DATASET RECORDS start

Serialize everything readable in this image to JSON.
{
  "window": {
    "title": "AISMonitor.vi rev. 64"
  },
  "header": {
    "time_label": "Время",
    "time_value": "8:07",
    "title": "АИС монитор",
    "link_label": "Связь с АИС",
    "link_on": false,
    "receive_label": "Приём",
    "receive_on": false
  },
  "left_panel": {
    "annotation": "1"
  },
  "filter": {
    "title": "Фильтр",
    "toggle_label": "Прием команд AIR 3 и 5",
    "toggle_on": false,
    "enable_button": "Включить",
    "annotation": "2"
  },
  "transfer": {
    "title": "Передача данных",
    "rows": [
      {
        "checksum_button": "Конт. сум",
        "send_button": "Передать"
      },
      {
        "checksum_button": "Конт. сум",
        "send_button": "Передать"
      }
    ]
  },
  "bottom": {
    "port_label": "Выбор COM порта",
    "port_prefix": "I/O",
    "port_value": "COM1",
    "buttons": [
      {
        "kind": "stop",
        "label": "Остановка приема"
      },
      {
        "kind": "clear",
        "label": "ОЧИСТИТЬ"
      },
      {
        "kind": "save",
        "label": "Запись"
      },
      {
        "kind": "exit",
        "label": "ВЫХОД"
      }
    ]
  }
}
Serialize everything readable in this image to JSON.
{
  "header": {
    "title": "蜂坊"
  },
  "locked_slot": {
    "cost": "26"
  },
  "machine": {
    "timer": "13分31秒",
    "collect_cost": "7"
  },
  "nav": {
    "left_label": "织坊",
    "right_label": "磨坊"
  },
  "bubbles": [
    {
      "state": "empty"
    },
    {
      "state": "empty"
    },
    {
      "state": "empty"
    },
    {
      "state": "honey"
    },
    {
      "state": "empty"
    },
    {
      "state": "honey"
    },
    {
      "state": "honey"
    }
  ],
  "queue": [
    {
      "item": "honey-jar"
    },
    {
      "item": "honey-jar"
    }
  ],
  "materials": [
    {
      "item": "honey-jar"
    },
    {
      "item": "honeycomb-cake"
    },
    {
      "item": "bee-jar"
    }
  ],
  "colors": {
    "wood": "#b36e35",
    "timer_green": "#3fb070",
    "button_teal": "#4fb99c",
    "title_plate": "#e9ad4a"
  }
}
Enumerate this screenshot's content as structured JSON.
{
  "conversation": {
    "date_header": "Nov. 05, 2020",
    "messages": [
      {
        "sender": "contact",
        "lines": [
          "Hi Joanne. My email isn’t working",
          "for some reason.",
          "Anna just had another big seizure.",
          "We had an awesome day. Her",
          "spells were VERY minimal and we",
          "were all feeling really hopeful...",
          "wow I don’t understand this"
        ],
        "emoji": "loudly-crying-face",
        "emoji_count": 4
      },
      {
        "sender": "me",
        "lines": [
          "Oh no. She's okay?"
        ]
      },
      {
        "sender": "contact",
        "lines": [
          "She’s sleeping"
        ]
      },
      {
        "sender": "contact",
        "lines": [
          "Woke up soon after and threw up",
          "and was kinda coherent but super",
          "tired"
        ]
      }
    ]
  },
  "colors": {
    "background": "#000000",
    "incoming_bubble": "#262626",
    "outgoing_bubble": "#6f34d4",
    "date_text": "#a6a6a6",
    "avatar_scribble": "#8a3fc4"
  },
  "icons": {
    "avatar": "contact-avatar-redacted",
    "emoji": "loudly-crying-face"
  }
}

DATASET RECORDS end

### PROBLEM STATEMENT
Retype all the material above precisely, with no line left out.

### WORKED SOLUTION
Serialize everything readable in this image to JSON.
{
  "window": {
    "title": "AISMonitor.vi rev. 64"
  },
  "header": {
    "time_label": "Время",
    "time_value": "8:07",
    "title": "АИС монитор",
    "link_label": "Связь с АИС",
    "link_on": false,
    "receive_label": "Приём",
    "receive_on": false
  },
  "left_panel": {
    "annotation": "1"
  },
  "filter": {
    "title": "Фильтр",
    "toggle_label": "Прием команд AIR 3 и 5",
    "toggle_on": false,
    "enable_button": "Включить",
    "annotation": "2"
  },
  "transfer": {
    "title": "Передача данных",
    "rows": [
      {
        "checksum_button": "Конт. сум",
        "send_button": "Передать"
      },
      {
        "checksum_button": "Конт. сум",
        "send_button": "Передать"
      }
    ]
  },
  "bottom": {
    "port_label": "Выбор COM порта",
    "port_prefix": "I/O",
    "port_value": "COM1",
    "buttons": [
      {
        "kind": "stop",
        "label": "Остановка приема"
      },
      {
        "kind": "clear",
        "label": "ОЧИСТИТЬ"
      },
      {
        "kind": "save",
        "label": "Запись"
      },
      {
        "kind": "exit",
        "label": "ВЫХОД"
      }
    ]
  }
}
Serialize everything readable in this image to JSON.
{
  "header": {
    "title": "蜂坊"
  },
  "locked_slot": {
    "cost": "26"
  },
  "machine": {
    "timer": "13分31秒",
    "collect_cost": "7"
  },
  "nav": {
    "left_label": "织坊",
    "right_label": "磨坊"
  },
  "bubbles": [
    {
      "state": "empty"
    },
    {
      "state": "empty"
    },
    {
      "state": "empty"
    },
    {
      "state": "honey"
    },
    {
      "state": "empty"
    },
    {
      "state": "honey"
    },
    {
      "state": "honey"
    }
  ],
  "queue": [
    {
      "item": "honey-jar"
    },
    {
      "item": "honey-jar"
    }
  ],
  "materials": [
    {
      "item": "honey-jar"
    },
    {
      "item": "honeycomb-cake"
    },
    {
      "item": "bee-jar"
    }
  ],
  "colors": {
    "wood": "#b36e35",
    "timer_green": "#3fb070",
    "button_teal": "#4fb99c",
    "title_plate": "#e9ad4a"
  }
}
Enumerate this screenshot's content as structured JSON.
{
  "conversation": {
    "date_header": "Nov. 05, 2020",
    "messages": [
      {
        "sender": "contact",
        "lines": [
          "Hi Joanne. My email isn’t working",
          "for some reason.",
          "Anna just had another big seizure.",
          "We had an awesome day. Her",
          "spells were VERY minimal and we",
          "were all feeling really hopeful...",
          "wow I don’t understand this"
        ],
        "emoji": "loudly-crying-face",
        "emoji_count": 4
      },
      {
        "sender": "me",
        "lines": [
          "Oh no. She's okay?"
        ]
      },
      {
        "sender": "contact",
        "lines": [
          "She’s sleeping"
        ]
      },
      {
        "sender": "contact",
        "lines": [
          "Woke up soon after and threw up",
          "and was kinda coherent but super",
          "tired"
        ]
      }
    ]
  },
  "colors": {
    "background": "#000000",
    "incoming_bubble": "#262626",
    "outgoing_bubble": "#6f34d4",
    "date_text": "#a6a6a6",
    "avatar_scribble": "#8a3fc4"
  },
  "icons": {
    "avatar": "contact-avatar-redacted",
    "emoji": "loudly-crying-face"
  }
}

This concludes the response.